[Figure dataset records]
────────────────────────────────────────

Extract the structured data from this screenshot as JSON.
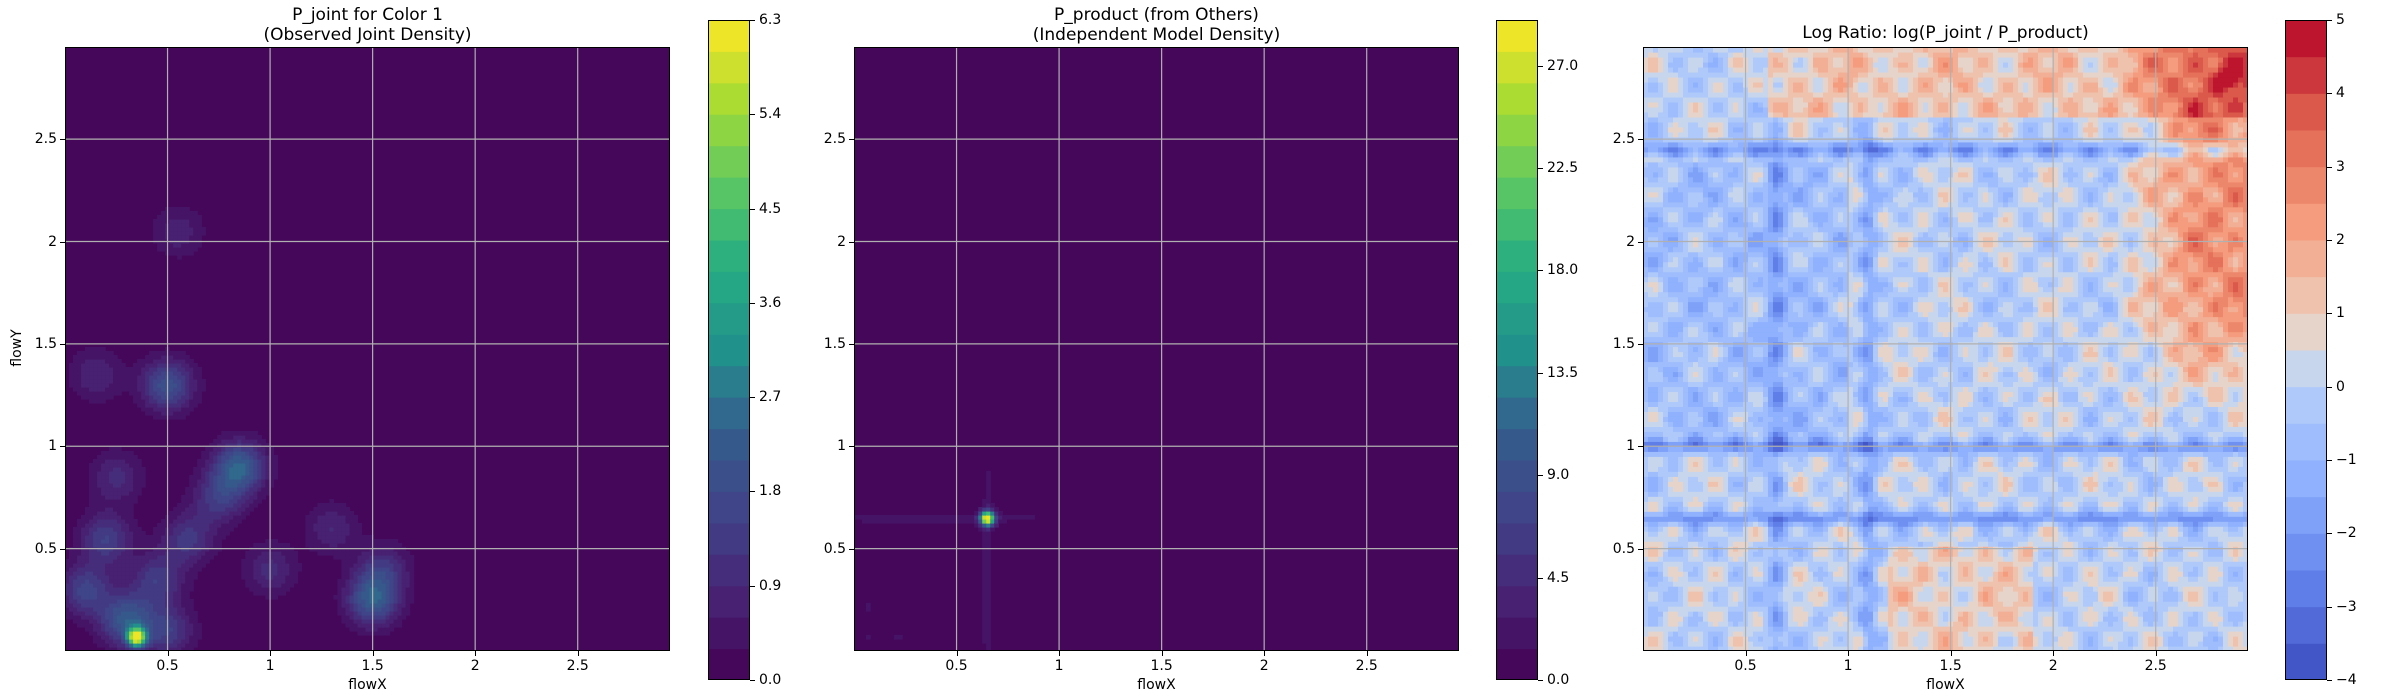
{
  "chart_data": [
    {
      "type": "heatmap",
      "title_lines": [
        "P_joint for Color 1",
        "(Observed Joint Density)"
      ],
      "xlabel": "flowX",
      "ylabel": "flowY",
      "xlim": [
        0.0,
        2.95
      ],
      "ylim": [
        0.0,
        2.95
      ],
      "xticks": [
        0.5,
        1.0,
        1.5,
        2.0,
        2.5
      ],
      "yticks": [
        0.5,
        1.0,
        1.5,
        2.0,
        2.5
      ],
      "grid": true,
      "colormap": "viridis",
      "colorbar": {
        "range": [
          0.0,
          6.3
        ],
        "ticks": [
          "0.0",
          "0.9",
          "1.8",
          "2.7",
          "3.6",
          "4.5",
          "5.4",
          "6.3"
        ],
        "levels": 21
      },
      "background_value": 0.0,
      "hotspots": [
        {
          "x": 0.35,
          "y": 0.07,
          "value": 6.0
        },
        {
          "x": 0.3,
          "y": 0.15,
          "value": 2.2
        },
        {
          "x": 0.5,
          "y": 0.1,
          "value": 1.4
        },
        {
          "x": 0.5,
          "y": 1.3,
          "value": 2.0
        },
        {
          "x": 0.85,
          "y": 0.9,
          "value": 2.4
        },
        {
          "x": 0.75,
          "y": 0.75,
          "value": 1.3
        },
        {
          "x": 1.5,
          "y": 0.25,
          "value": 2.2
        },
        {
          "x": 1.55,
          "y": 0.4,
          "value": 1.2
        },
        {
          "x": 0.2,
          "y": 0.55,
          "value": 1.5
        },
        {
          "x": 0.1,
          "y": 0.3,
          "value": 1.6
        },
        {
          "x": 0.6,
          "y": 0.55,
          "value": 1.3
        },
        {
          "x": 0.25,
          "y": 0.85,
          "value": 1.0
        },
        {
          "x": 1.3,
          "y": 0.6,
          "value": 0.9
        },
        {
          "x": 0.55,
          "y": 2.05,
          "value": 0.8
        },
        {
          "x": 0.15,
          "y": 1.35,
          "value": 0.9
        },
        {
          "x": 1.0,
          "y": 0.4,
          "value": 1.0
        },
        {
          "x": 0.45,
          "y": 0.35,
          "value": 1.4
        }
      ]
    },
    {
      "type": "heatmap",
      "title_lines": [
        "P_product (from Others)",
        "(Independent Model Density)"
      ],
      "xlabel": "flowX",
      "ylabel": "",
      "xlim": [
        0.0,
        2.95
      ],
      "ylim": [
        0.0,
        2.95
      ],
      "xticks": [
        0.5,
        1.0,
        1.5,
        2.0,
        2.5
      ],
      "yticks": [
        0.5,
        1.0,
        1.5,
        2.0,
        2.5
      ],
      "grid": true,
      "colormap": "viridis",
      "colorbar": {
        "range": [
          0.0,
          29.0
        ],
        "ticks": [
          "0.0",
          "4.5",
          "9.0",
          "13.5",
          "18.0",
          "22.5",
          "27.0"
        ],
        "levels": 21
      },
      "background_value": 0.0,
      "peak": {
        "x": 0.65,
        "y": 0.65,
        "value": 28.0
      },
      "ridge_x": 0.65,
      "ridge_y": 0.65,
      "ridge_value": 6.0
    },
    {
      "type": "heatmap",
      "title": "Log Ratio: log(P_joint / P_product)",
      "xlabel": "flowX",
      "ylabel": "",
      "xlim": [
        0.0,
        2.95
      ],
      "ylim": [
        0.0,
        2.95
      ],
      "xticks": [
        0.5,
        1.0,
        1.5,
        2.0,
        2.5
      ],
      "yticks": [
        0.5,
        1.0,
        1.5,
        2.0,
        2.5
      ],
      "grid": true,
      "colormap": "coolwarm",
      "colorbar": {
        "range": [
          -4,
          5
        ],
        "ticks": [
          "−4",
          "−3",
          "−2",
          "−1",
          "0",
          "1",
          "2",
          "3",
          "4",
          "5"
        ],
        "levels": 18
      },
      "blue_bands_y": [
        0.65,
        1.0,
        2.45
      ],
      "blue_bands_x": [
        0.65,
        1.1
      ],
      "red_region": {
        "x_from": 2.3,
        "y_from": 1.1,
        "value": 2.5
      },
      "top_band": {
        "y_from": 2.6,
        "value": 1.5
      },
      "max_point": {
        "x": 2.85,
        "y": 2.8,
        "value": 4.8
      }
    }
  ]
}
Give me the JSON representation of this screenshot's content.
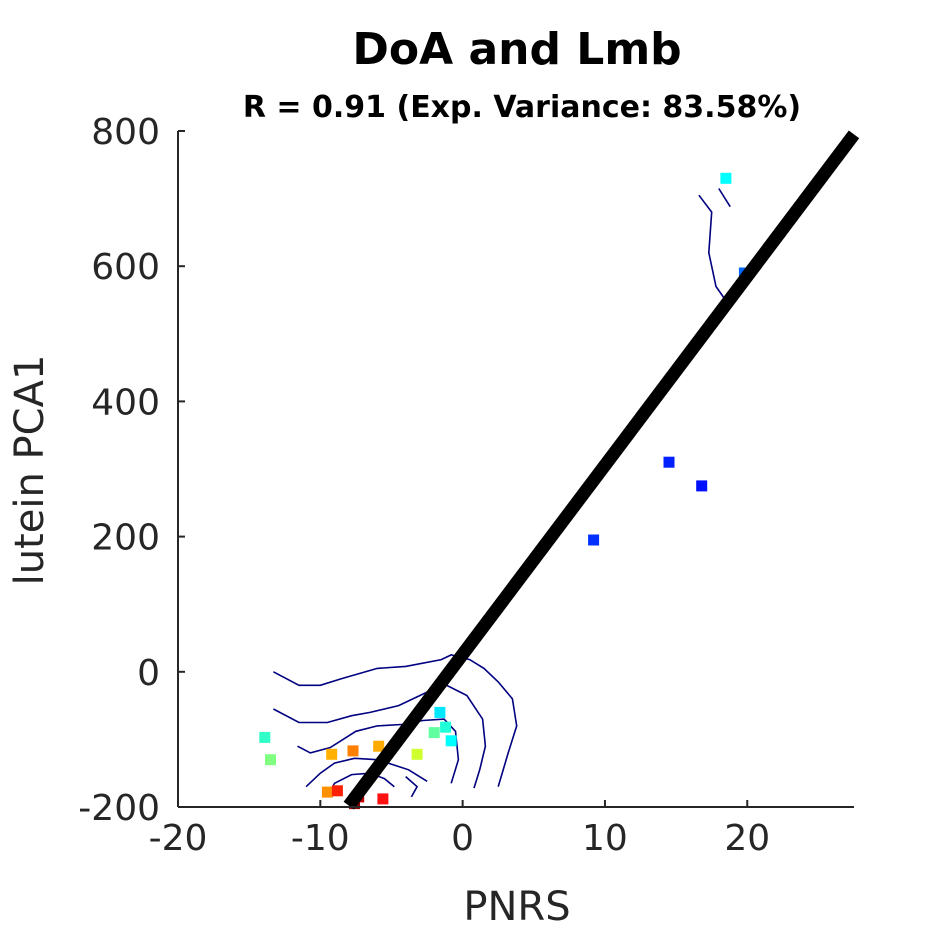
{
  "chart_data": {
    "type": "scatter",
    "title": "DoA and Lmb",
    "subtitle": "R = 0.91 (Exp. Variance: 83.58%)",
    "xlabel": "PNRS",
    "ylabel": "lutein PCA1",
    "xlim": [
      -20,
      27.5
    ],
    "ylim": [
      -200,
      800
    ],
    "xticks": [
      -20,
      -10,
      0,
      10,
      20
    ],
    "xtick_labels": [
      "-20",
      "-10",
      "0",
      "10",
      "20"
    ],
    "yticks": [
      -200,
      0,
      200,
      400,
      600,
      800
    ],
    "ytick_labels": [
      "-200",
      "0",
      "200",
      "400",
      "600",
      "800"
    ],
    "grid": false,
    "points": [
      {
        "x": 18.5,
        "y": 730,
        "color": "#00ffff"
      },
      {
        "x": 19.8,
        "y": 590,
        "color": "#0066ff"
      },
      {
        "x": 14.5,
        "y": 310,
        "color": "#0020ff"
      },
      {
        "x": 16.8,
        "y": 275,
        "color": "#0010ff"
      },
      {
        "x": 9.2,
        "y": 195,
        "color": "#0030ff"
      },
      {
        "x": -13.9,
        "y": -97,
        "color": "#30ffc8"
      },
      {
        "x": -13.5,
        "y": -130,
        "color": "#80ff80"
      },
      {
        "x": -9.2,
        "y": -122,
        "color": "#ffb000"
      },
      {
        "x": -7.7,
        "y": -117,
        "color": "#ff8000"
      },
      {
        "x": -5.9,
        "y": -110,
        "color": "#ffaa00"
      },
      {
        "x": -3.2,
        "y": -122,
        "color": "#d0ff30"
      },
      {
        "x": -1.6,
        "y": -60,
        "color": "#00e8ff"
      },
      {
        "x": -1.2,
        "y": -82,
        "color": "#20ffd8"
      },
      {
        "x": -2.0,
        "y": -90,
        "color": "#60ffa0"
      },
      {
        "x": -0.8,
        "y": -102,
        "color": "#00ffff"
      },
      {
        "x": -9.5,
        "y": -178,
        "color": "#ff9000"
      },
      {
        "x": -8.8,
        "y": -176,
        "color": "#ff2000"
      },
      {
        "x": -7.3,
        "y": -185,
        "color": "#c00000"
      },
      {
        "x": -7.6,
        "y": -195,
        "color": "#900000"
      },
      {
        "x": -5.6,
        "y": -188,
        "color": "#ff1010"
      }
    ],
    "fit_line": {
      "x": [
        -8.0,
        27.5
      ],
      "y": [
        -198,
        795
      ],
      "color": "#000000"
    },
    "contours": {
      "color": "#000080",
      "lines": [
        [
          [
            -13.3,
            0
          ],
          [
            -11.5,
            -20
          ],
          [
            -10.0,
            -20
          ],
          [
            -8.5,
            -10
          ],
          [
            -6.0,
            5
          ],
          [
            -4.0,
            8
          ],
          [
            -1.5,
            18
          ],
          [
            -0.8,
            25
          ],
          [
            0.5,
            18
          ],
          [
            1.5,
            5
          ],
          [
            2.5,
            -15
          ],
          [
            3.5,
            -40
          ],
          [
            3.8,
            -80
          ],
          [
            3.2,
            -120
          ],
          [
            2.5,
            -170
          ]
        ],
        [
          [
            -13.3,
            -55
          ],
          [
            -11.5,
            -75
          ],
          [
            -9.5,
            -75
          ],
          [
            -7.8,
            -65
          ],
          [
            -6.5,
            -60
          ],
          [
            -4.5,
            -50
          ],
          [
            -2.5,
            -30
          ],
          [
            -1.3,
            -18
          ],
          [
            0.3,
            -35
          ],
          [
            1.4,
            -70
          ],
          [
            1.6,
            -110
          ],
          [
            1.2,
            -145
          ],
          [
            0.8,
            -172
          ]
        ],
        [
          [
            -11.6,
            -110
          ],
          [
            -10.7,
            -120
          ],
          [
            -9.3,
            -112
          ],
          [
            -7.5,
            -88
          ],
          [
            -6.0,
            -80
          ],
          [
            -4.3,
            -78
          ],
          [
            -2.8,
            -72
          ],
          [
            -1.3,
            -70
          ],
          [
            -0.5,
            -88
          ],
          [
            -0.3,
            -130
          ],
          [
            -0.8,
            -165
          ]
        ],
        [
          [
            -11.0,
            -170
          ],
          [
            -10.0,
            -150
          ],
          [
            -9.0,
            -135
          ],
          [
            -7.6,
            -128
          ],
          [
            -6.0,
            -130
          ],
          [
            -4.8,
            -138
          ],
          [
            -3.8,
            -145
          ],
          [
            -2.5,
            -162
          ]
        ],
        [
          [
            -9.5,
            -185
          ],
          [
            -9.0,
            -165
          ],
          [
            -7.8,
            -152
          ],
          [
            -6.5,
            -150
          ],
          [
            -5.5,
            -158
          ],
          [
            -4.8,
            -170
          ]
        ],
        [
          [
            -4.0,
            -155
          ],
          [
            -3.2,
            -170
          ],
          [
            -3.6,
            -185
          ]
        ],
        [
          [
            16.6,
            705
          ],
          [
            17.5,
            680
          ],
          [
            17.3,
            620
          ],
          [
            17.8,
            570
          ],
          [
            18.8,
            540
          ]
        ],
        [
          [
            18.0,
            715
          ],
          [
            18.8,
            688
          ]
        ]
      ]
    }
  }
}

────────────────────────────────────────

**What the task requires:** Pick out every line holding the string "ylabel" and return it.

**Solution to the problem:**
      "ylabel": "flowY",
      "ylabel": "",
      "ylabel": "",
    "ylabel": "lutein PCA1",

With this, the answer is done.